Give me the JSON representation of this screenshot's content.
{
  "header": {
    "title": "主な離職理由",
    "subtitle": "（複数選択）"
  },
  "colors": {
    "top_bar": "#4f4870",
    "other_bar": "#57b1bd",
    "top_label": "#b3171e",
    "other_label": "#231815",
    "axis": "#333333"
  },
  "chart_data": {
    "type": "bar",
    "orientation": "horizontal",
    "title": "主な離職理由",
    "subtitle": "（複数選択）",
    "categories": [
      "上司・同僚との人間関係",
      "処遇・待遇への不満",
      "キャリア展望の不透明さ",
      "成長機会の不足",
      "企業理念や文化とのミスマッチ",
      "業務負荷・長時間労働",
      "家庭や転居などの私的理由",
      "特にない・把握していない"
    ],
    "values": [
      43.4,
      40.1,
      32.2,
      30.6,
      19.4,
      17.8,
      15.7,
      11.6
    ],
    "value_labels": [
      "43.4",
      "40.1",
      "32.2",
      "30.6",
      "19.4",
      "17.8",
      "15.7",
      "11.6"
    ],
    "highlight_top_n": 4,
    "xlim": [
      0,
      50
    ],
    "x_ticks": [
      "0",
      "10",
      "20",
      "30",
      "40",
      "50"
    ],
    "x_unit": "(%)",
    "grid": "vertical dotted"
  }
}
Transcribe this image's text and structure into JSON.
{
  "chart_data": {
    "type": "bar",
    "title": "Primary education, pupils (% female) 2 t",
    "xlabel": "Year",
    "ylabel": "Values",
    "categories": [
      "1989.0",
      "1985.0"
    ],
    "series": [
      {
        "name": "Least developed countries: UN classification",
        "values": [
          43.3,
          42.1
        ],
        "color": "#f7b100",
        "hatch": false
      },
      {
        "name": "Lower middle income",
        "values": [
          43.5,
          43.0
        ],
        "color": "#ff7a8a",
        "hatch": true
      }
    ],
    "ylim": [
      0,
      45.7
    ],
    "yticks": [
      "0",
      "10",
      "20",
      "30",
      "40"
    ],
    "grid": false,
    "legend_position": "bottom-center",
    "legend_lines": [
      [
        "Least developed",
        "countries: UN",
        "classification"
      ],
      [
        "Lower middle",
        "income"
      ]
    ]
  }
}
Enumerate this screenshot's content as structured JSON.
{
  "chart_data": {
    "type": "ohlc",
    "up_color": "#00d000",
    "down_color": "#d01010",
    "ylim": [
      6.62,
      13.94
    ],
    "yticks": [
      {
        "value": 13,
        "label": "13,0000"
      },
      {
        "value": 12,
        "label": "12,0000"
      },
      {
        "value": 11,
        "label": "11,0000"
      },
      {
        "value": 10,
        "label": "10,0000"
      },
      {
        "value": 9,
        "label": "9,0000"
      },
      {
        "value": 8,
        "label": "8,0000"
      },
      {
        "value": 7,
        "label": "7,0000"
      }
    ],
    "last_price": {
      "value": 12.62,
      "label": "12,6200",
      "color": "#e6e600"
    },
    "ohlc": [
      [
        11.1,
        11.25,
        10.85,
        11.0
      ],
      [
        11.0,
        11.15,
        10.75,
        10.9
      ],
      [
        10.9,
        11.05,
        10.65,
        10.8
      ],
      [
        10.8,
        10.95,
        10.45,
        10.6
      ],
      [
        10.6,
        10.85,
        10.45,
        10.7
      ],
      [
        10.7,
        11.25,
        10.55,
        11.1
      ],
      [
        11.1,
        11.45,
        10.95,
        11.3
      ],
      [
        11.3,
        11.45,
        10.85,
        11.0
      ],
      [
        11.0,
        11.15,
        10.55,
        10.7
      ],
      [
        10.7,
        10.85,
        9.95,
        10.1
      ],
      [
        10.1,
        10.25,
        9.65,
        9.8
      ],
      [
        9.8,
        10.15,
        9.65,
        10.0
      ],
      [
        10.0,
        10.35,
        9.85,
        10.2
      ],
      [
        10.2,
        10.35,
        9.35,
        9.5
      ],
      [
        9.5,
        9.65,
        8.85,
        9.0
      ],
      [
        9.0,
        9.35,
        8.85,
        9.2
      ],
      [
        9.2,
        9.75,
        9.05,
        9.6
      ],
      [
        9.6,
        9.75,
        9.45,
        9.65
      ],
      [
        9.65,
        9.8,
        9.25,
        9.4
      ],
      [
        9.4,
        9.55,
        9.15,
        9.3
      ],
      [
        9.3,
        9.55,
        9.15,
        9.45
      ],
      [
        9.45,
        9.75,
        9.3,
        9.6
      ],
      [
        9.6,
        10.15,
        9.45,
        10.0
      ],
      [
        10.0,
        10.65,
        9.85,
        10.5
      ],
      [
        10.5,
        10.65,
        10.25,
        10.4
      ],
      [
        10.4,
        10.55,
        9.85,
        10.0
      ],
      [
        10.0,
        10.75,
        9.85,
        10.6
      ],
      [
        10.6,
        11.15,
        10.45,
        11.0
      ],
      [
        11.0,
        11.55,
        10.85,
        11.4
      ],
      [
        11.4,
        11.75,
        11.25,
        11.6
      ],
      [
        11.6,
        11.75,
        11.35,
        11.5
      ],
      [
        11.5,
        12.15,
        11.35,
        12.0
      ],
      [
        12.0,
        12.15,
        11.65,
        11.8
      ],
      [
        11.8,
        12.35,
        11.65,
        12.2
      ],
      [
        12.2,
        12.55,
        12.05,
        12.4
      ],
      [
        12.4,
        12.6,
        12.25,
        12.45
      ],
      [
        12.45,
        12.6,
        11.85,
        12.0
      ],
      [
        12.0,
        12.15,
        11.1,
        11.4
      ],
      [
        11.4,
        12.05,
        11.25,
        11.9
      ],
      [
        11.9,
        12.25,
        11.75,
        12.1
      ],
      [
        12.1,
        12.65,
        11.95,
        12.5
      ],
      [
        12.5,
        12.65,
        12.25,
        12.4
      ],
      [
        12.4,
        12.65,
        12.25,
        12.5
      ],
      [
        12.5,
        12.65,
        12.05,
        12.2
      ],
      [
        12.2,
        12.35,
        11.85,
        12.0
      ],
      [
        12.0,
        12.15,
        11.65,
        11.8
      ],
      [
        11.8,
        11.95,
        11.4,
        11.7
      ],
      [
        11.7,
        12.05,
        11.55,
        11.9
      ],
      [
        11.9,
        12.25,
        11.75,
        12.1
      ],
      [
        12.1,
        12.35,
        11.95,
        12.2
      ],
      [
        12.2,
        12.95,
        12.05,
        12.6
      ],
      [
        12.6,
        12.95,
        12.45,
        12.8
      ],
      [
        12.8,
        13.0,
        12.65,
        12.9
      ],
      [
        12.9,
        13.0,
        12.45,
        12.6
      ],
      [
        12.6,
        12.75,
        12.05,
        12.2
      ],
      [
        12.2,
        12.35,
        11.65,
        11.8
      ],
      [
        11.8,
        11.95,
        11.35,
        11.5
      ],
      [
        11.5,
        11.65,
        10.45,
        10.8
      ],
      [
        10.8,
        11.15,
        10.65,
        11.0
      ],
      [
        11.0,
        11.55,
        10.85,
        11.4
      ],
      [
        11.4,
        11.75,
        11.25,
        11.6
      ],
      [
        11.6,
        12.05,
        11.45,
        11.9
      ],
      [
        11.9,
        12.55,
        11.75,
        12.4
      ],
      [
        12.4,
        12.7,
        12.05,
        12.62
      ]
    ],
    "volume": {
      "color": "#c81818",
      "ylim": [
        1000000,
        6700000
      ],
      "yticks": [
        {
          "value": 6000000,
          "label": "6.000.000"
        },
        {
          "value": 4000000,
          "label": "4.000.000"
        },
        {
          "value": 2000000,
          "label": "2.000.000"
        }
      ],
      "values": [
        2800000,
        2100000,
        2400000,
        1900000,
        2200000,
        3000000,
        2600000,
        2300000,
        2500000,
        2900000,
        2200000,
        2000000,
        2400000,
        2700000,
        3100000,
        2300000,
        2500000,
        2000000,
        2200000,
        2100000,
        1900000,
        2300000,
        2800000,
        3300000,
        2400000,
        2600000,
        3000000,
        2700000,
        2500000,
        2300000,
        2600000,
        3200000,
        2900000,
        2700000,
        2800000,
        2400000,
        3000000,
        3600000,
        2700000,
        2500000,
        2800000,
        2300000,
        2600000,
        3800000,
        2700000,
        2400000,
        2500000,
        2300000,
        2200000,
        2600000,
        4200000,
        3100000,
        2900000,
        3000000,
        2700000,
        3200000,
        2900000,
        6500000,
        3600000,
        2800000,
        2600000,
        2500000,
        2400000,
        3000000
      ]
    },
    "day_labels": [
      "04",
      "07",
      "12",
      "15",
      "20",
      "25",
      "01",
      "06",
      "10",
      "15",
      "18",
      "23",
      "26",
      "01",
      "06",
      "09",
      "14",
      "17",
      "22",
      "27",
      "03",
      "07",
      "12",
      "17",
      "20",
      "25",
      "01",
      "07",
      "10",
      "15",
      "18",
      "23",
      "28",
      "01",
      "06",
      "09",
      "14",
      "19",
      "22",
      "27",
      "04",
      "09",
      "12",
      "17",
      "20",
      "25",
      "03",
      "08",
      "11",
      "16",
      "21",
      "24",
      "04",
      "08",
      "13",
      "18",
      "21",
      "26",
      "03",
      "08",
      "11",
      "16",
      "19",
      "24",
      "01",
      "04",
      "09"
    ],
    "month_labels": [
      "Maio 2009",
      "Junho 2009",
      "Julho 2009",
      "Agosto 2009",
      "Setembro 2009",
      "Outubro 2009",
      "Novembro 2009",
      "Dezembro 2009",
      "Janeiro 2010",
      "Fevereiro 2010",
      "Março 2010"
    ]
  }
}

☆ ☆ ☆ ☆ ☆ ☆ ☆

Go over the records above and tally the lines with the word "this" in them. Give the number alone.

3